§ WRITTEN TASK: From the listing below, pick out each line with the word "letter".

§ EXTRACTED ENTRIES:
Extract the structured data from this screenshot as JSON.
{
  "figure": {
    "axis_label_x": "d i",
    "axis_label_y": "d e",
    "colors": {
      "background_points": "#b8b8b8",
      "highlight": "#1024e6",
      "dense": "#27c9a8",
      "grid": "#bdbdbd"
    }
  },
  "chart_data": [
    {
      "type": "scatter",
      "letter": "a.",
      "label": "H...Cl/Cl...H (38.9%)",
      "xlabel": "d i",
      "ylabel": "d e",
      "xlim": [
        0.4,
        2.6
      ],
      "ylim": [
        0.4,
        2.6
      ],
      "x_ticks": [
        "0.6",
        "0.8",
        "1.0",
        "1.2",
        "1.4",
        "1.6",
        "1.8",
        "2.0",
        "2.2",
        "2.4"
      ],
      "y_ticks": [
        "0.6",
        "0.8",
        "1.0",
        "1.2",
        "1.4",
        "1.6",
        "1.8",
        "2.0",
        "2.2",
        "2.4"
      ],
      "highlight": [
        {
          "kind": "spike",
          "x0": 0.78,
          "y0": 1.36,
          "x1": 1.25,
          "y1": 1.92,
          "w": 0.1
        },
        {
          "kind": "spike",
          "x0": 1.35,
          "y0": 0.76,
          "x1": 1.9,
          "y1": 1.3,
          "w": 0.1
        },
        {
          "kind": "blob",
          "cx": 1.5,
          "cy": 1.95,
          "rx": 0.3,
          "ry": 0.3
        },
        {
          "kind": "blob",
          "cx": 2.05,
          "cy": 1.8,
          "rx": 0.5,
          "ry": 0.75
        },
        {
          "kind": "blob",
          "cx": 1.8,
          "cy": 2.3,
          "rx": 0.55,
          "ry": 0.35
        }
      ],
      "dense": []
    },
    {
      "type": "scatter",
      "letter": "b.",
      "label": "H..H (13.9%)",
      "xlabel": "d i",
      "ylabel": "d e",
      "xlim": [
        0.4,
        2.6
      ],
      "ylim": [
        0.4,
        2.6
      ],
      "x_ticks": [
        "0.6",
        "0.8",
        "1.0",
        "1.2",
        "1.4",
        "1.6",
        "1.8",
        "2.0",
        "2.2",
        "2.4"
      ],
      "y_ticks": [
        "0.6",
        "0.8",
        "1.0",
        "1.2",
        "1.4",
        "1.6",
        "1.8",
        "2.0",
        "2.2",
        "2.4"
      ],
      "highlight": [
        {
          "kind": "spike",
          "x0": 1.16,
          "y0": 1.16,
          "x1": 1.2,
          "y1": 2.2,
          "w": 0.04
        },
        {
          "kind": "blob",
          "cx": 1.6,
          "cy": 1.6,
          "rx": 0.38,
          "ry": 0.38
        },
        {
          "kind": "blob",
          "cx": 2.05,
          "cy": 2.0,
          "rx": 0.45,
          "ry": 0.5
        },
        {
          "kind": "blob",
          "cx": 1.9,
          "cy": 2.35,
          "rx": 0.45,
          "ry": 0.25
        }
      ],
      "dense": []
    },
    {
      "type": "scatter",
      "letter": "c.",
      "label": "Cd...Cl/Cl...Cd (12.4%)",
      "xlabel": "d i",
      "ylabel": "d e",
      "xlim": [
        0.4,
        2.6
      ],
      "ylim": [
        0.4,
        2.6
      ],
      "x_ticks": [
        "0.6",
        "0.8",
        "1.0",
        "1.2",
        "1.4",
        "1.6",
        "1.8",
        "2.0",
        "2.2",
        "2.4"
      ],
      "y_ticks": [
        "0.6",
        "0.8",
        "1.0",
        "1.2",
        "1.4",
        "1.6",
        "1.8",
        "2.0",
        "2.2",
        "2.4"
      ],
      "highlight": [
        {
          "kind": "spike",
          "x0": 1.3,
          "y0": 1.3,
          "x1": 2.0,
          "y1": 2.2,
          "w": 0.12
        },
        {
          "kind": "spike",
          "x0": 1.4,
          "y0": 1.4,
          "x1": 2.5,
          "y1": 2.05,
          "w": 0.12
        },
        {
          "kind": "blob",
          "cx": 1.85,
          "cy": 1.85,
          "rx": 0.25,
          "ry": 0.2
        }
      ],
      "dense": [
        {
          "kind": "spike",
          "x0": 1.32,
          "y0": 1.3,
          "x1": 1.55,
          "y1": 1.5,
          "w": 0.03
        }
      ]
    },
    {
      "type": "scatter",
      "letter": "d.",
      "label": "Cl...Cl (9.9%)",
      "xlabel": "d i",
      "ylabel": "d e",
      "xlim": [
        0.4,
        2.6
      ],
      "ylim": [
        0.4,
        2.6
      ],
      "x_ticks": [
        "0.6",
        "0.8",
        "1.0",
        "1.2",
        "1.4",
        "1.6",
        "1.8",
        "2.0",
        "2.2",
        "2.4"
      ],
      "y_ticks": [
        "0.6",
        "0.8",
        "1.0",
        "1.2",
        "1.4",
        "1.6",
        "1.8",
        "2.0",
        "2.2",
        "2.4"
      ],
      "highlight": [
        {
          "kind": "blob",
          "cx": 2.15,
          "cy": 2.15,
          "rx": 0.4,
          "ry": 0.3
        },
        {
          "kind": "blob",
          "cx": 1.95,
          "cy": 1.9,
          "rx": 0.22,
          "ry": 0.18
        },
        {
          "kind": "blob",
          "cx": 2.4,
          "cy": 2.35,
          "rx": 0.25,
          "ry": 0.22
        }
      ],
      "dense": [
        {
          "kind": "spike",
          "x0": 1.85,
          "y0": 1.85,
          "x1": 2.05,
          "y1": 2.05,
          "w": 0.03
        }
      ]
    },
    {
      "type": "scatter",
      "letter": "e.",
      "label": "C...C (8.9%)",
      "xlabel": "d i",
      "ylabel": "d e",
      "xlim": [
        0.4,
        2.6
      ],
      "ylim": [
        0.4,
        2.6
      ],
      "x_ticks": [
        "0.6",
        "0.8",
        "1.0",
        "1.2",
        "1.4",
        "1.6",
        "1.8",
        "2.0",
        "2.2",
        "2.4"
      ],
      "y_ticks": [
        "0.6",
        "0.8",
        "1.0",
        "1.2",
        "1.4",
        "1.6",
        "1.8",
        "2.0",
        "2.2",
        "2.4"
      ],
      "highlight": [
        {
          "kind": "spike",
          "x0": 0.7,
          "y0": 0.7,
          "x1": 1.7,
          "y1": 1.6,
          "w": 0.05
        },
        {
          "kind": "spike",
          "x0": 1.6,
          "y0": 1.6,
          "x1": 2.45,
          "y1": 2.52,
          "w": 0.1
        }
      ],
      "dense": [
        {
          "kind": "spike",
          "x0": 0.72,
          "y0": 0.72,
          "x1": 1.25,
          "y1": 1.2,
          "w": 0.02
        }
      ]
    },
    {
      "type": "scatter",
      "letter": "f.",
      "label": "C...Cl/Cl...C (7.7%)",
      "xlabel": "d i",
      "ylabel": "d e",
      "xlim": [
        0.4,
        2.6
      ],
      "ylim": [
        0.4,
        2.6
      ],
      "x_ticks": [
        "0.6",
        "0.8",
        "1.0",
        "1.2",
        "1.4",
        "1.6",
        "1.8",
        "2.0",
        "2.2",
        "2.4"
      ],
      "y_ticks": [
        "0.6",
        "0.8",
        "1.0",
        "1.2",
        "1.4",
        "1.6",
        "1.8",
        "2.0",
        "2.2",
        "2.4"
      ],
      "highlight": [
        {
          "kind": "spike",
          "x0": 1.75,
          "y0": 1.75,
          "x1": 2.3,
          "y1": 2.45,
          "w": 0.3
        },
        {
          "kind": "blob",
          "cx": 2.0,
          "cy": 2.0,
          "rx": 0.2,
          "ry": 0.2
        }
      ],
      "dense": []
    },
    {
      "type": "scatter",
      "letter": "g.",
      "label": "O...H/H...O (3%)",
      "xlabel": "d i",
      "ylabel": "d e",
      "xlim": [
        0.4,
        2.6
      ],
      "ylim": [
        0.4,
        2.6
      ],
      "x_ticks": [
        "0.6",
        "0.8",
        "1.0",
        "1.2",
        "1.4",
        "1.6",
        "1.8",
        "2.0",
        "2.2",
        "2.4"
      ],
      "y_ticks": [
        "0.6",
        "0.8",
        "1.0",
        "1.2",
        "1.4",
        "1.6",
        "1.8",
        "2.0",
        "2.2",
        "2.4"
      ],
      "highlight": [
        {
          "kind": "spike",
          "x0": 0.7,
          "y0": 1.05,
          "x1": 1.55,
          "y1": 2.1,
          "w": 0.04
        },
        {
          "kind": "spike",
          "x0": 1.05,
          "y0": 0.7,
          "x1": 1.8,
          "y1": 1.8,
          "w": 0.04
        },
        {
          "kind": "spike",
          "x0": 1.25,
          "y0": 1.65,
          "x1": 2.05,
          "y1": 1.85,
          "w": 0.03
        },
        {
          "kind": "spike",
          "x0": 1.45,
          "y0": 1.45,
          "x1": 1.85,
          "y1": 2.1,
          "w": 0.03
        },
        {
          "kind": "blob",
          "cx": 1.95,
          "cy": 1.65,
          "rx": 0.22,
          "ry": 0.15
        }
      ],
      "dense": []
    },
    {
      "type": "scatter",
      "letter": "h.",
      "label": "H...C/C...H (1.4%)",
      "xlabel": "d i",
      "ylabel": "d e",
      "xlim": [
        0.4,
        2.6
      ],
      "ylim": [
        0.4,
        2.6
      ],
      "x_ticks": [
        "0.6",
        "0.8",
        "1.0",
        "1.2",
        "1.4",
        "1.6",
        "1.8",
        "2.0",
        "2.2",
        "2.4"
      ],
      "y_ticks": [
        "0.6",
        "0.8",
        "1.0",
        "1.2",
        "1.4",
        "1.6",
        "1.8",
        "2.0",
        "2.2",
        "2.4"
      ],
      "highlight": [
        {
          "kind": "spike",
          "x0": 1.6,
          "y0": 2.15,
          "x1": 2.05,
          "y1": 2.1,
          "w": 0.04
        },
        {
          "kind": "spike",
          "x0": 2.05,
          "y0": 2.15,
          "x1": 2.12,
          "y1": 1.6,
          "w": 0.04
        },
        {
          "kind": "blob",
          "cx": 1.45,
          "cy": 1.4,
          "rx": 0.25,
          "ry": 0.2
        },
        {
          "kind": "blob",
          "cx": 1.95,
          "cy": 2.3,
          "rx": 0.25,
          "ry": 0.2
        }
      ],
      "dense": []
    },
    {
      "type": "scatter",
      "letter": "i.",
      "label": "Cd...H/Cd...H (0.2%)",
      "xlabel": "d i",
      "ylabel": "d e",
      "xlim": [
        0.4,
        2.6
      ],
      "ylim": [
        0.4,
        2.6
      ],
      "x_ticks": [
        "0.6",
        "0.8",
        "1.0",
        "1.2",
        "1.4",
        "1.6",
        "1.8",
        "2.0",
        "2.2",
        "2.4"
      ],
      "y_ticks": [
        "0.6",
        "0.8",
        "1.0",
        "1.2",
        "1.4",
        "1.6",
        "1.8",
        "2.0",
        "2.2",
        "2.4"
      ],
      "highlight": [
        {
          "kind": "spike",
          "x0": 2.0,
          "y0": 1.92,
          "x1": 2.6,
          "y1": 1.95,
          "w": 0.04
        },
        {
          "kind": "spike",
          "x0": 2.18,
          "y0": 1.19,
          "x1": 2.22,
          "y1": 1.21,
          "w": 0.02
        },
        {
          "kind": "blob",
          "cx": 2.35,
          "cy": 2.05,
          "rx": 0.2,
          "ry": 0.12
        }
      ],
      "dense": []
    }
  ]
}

§ EXERCISE OUTPUT:
      "letter": "a.",
      "letter": "b.",
      "letter": "c.",
      "letter": "d.",
      "letter": "e.",
      "letter": "f.",
      "letter": "g.",
      "letter": "h.",
      "letter": "i.",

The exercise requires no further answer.